**Short problem:** Return all the data, word for word.

**Data supplied:**
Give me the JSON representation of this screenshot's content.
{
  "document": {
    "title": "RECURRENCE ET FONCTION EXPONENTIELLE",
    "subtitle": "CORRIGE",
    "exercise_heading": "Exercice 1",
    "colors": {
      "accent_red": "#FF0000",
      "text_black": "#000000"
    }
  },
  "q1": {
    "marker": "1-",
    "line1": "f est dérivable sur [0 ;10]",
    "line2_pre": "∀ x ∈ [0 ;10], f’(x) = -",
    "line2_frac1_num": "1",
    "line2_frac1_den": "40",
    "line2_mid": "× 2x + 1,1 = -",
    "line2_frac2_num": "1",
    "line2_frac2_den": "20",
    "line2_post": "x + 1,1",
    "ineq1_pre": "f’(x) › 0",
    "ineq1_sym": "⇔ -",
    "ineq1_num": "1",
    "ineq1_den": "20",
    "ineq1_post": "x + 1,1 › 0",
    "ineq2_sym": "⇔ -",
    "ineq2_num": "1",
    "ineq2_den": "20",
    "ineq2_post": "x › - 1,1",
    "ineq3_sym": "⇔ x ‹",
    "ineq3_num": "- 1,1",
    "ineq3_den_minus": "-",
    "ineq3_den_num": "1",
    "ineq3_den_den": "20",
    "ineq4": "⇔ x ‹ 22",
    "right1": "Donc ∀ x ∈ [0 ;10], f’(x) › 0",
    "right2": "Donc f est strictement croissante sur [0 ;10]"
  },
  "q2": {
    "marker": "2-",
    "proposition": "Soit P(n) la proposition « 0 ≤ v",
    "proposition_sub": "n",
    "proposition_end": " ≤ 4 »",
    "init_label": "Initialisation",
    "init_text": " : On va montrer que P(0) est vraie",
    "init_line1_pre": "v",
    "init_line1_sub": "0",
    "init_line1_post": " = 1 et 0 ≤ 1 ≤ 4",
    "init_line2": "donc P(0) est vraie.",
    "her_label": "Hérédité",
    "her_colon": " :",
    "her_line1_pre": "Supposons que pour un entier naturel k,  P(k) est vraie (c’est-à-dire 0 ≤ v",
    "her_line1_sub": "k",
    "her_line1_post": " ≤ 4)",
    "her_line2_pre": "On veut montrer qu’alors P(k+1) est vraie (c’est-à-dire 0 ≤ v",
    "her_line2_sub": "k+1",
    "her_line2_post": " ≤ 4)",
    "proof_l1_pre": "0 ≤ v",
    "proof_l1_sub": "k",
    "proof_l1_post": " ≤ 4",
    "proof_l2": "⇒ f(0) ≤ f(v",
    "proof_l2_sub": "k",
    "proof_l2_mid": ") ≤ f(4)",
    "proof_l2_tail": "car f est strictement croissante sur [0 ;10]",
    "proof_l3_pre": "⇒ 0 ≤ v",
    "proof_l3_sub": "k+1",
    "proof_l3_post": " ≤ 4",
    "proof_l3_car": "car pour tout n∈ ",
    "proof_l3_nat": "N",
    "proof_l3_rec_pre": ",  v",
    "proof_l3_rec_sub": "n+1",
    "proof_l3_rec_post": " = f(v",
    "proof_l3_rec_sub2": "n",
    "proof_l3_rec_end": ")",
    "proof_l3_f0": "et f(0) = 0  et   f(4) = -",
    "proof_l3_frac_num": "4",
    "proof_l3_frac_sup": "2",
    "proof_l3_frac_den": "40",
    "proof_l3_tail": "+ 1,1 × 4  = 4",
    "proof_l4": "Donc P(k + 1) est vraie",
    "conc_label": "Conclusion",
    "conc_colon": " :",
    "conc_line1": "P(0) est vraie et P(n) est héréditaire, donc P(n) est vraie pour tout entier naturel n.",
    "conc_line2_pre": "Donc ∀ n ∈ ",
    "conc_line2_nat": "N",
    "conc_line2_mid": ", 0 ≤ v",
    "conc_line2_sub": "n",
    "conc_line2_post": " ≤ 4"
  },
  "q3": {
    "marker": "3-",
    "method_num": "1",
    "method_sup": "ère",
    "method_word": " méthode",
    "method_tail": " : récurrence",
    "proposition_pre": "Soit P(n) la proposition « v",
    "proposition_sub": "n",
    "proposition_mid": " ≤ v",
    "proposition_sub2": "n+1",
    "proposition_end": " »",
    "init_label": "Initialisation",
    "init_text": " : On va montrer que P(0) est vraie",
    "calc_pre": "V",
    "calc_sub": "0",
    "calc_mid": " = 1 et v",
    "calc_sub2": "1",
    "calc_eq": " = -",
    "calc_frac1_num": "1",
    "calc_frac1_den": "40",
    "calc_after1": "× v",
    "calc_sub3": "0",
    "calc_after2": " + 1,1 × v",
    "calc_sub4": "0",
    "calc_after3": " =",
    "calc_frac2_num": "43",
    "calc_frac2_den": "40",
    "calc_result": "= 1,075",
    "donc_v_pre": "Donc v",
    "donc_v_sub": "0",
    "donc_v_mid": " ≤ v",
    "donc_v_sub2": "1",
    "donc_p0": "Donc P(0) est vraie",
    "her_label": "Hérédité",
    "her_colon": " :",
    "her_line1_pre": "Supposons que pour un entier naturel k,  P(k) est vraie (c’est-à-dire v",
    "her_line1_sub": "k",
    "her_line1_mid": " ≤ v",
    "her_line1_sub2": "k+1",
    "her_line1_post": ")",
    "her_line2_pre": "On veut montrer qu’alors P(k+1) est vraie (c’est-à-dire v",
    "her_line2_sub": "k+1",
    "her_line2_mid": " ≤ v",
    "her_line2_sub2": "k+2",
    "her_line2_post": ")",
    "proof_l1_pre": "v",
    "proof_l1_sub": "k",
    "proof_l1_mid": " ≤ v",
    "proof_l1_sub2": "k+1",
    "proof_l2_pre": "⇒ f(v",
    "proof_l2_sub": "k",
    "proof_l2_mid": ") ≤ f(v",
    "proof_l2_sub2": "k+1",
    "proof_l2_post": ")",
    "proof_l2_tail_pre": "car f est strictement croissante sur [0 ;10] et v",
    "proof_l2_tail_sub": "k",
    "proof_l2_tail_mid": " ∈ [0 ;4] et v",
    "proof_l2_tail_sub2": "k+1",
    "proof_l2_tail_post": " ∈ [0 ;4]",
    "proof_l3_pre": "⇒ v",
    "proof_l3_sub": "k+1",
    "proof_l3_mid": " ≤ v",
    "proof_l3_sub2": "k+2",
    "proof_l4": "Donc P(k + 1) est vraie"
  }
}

**Complete answer:**
Give me the JSON representation of this screenshot's content.
{
  "document": {
    "title": "RECURRENCE ET FONCTION EXPONENTIELLE",
    "subtitle": "CORRIGE",
    "exercise_heading": "Exercice 1",
    "colors": {
      "accent_red": "#FF0000",
      "text_black": "#000000"
    }
  },
  "q1": {
    "marker": "1-",
    "line1": "f est dérivable sur [0 ;10]",
    "line2_pre": "∀ x ∈ [0 ;10], f’(x) = -",
    "line2_frac1_num": "1",
    "line2_frac1_den": "40",
    "line2_mid": "× 2x + 1,1 = -",
    "line2_frac2_num": "1",
    "line2_frac2_den": "20",
    "line2_post": "x + 1,1",
    "ineq1_pre": "f’(x) › 0",
    "ineq1_sym": "⇔ -",
    "ineq1_num": "1",
    "ineq1_den": "20",
    "ineq1_post": "x + 1,1 › 0",
    "ineq2_sym": "⇔ -",
    "ineq2_num": "1",
    "ineq2_den": "20",
    "ineq2_post": "x › - 1,1",
    "ineq3_sym": "⇔ x ‹",
    "ineq3_num": "- 1,1",
    "ineq3_den_minus": "-",
    "ineq3_den_num": "1",
    "ineq3_den_den": "20",
    "ineq4": "⇔ x ‹ 22",
    "right1": "Donc ∀ x ∈ [0 ;10], f’(x) › 0",
    "right2": "Donc f est strictement croissante sur [0 ;10]"
  },
  "q2": {
    "marker": "2-",
    "proposition": "Soit P(n) la proposition « 0 ≤ v",
    "proposition_sub": "n",
    "proposition_end": " ≤ 4 »",
    "init_label": "Initialisation",
    "init_text": " : On va montrer que P(0) est vraie",
    "init_line1_pre": "v",
    "init_line1_sub": "0",
    "init_line1_post": " = 1 et 0 ≤ 1 ≤ 4",
    "init_line2": "donc P(0) est vraie.",
    "her_label": "Hérédité",
    "her_colon": " :",
    "her_line1_pre": "Supposons que pour un entier naturel k,  P(k) est vraie (c’est-à-dire 0 ≤ v",
    "her_line1_sub": "k",
    "her_line1_post": " ≤ 4)",
    "her_line2_pre": "On veut montrer qu’alors P(k+1) est vraie (c’est-à-dire 0 ≤ v",
    "her_line2_sub": "k+1",
    "her_line2_post": " ≤ 4)",
    "proof_l1_pre": "0 ≤ v",
    "proof_l1_sub": "k",
    "proof_l1_post": " ≤ 4",
    "proof_l2": "⇒ f(0) ≤ f(v",
    "proof_l2_sub": "k",
    "proof_l2_mid": ") ≤ f(4)",
    "proof_l2_tail": "car f est strictement croissante sur [0 ;10]",
    "proof_l3_pre": "⇒ 0 ≤ v",
    "proof_l3_sub": "k+1",
    "proof_l3_post": " ≤ 4",
    "proof_l3_car": "car pour tout n∈ ",
    "proof_l3_nat": "N",
    "proof_l3_rec_pre": ",  v",
    "proof_l3_rec_sub": "n+1",
    "proof_l3_rec_post": " = f(v",
    "proof_l3_rec_sub2": "n",
    "proof_l3_rec_end": ")",
    "proof_l3_f0": "et f(0) = 0  et   f(4) = -",
    "proof_l3_frac_num": "4",
    "proof_l3_frac_sup": "2",
    "proof_l3_frac_den": "40",
    "proof_l3_tail": "+ 1,1 × 4  = 4",
    "proof_l4": "Donc P(k + 1) est vraie",
    "conc_label": "Conclusion",
    "conc_colon": " :",
    "conc_line1": "P(0) est vraie et P(n) est héréditaire, donc P(n) est vraie pour tout entier naturel n.",
    "conc_line2_pre": "Donc ∀ n ∈ ",
    "conc_line2_nat": "N",
    "conc_line2_mid": ", 0 ≤ v",
    "conc_line2_sub": "n",
    "conc_line2_post": " ≤ 4"
  },
  "q3": {
    "marker": "3-",
    "method_num": "1",
    "method_sup": "ère",
    "method_word": " méthode",
    "method_tail": " : récurrence",
    "proposition_pre": "Soit P(n) la proposition « v",
    "proposition_sub": "n",
    "proposition_mid": " ≤ v",
    "proposition_sub2": "n+1",
    "proposition_end": " »",
    "init_label": "Initialisation",
    "init_text": " : On va montrer que P(0) est vraie",
    "calc_pre": "V",
    "calc_sub": "0",
    "calc_mid": " = 1 et v",
    "calc_sub2": "1",
    "calc_eq": " = -",
    "calc_frac1_num": "1",
    "calc_frac1_den": "40",
    "calc_after1": "× v",
    "calc_sub3": "0",
    "calc_after2": " + 1,1 × v",
    "calc_sub4": "0",
    "calc_after3": " =",
    "calc_frac2_num": "43",
    "calc_frac2_den": "40",
    "calc_result": "= 1,075",
    "donc_v_pre": "Donc v",
    "donc_v_sub": "0",
    "donc_v_mid": " ≤ v",
    "donc_v_sub2": "1",
    "donc_p0": "Donc P(0) est vraie",
    "her_label": "Hérédité",
    "her_colon": " :",
    "her_line1_pre": "Supposons que pour un entier naturel k,  P(k) est vraie (c’est-à-dire v",
    "her_line1_sub": "k",
    "her_line1_mid": " ≤ v",
    "her_line1_sub2": "k+1",
    "her_line1_post": ")",
    "her_line2_pre": "On veut montrer qu’alors P(k+1) est vraie (c’est-à-dire v",
    "her_line2_sub": "k+1",
    "her_line2_mid": " ≤ v",
    "her_line2_sub2": "k+2",
    "her_line2_post": ")",
    "proof_l1_pre": "v",
    "proof_l1_sub": "k",
    "proof_l1_mid": " ≤ v",
    "proof_l1_sub2": "k+1",
    "proof_l2_pre": "⇒ f(v",
    "proof_l2_sub": "k",
    "proof_l2_mid": ") ≤ f(v",
    "proof_l2_sub2": "k+1",
    "proof_l2_post": ")",
    "proof_l2_tail_pre": "car f est strictement croissante sur [0 ;10] et v",
    "proof_l2_tail_sub": "k",
    "proof_l2_tail_mid": " ∈ [0 ;4] et v",
    "proof_l2_tail_sub2": "k+1",
    "proof_l2_tail_post": " ∈ [0 ;4]",
    "proof_l3_pre": "⇒ v",
    "proof_l3_sub": "k+1",
    "proof_l3_mid": " ≤ v",
    "proof_l3_sub2": "k+2",
    "proof_l4": "Donc P(k + 1) est vraie"
  }
}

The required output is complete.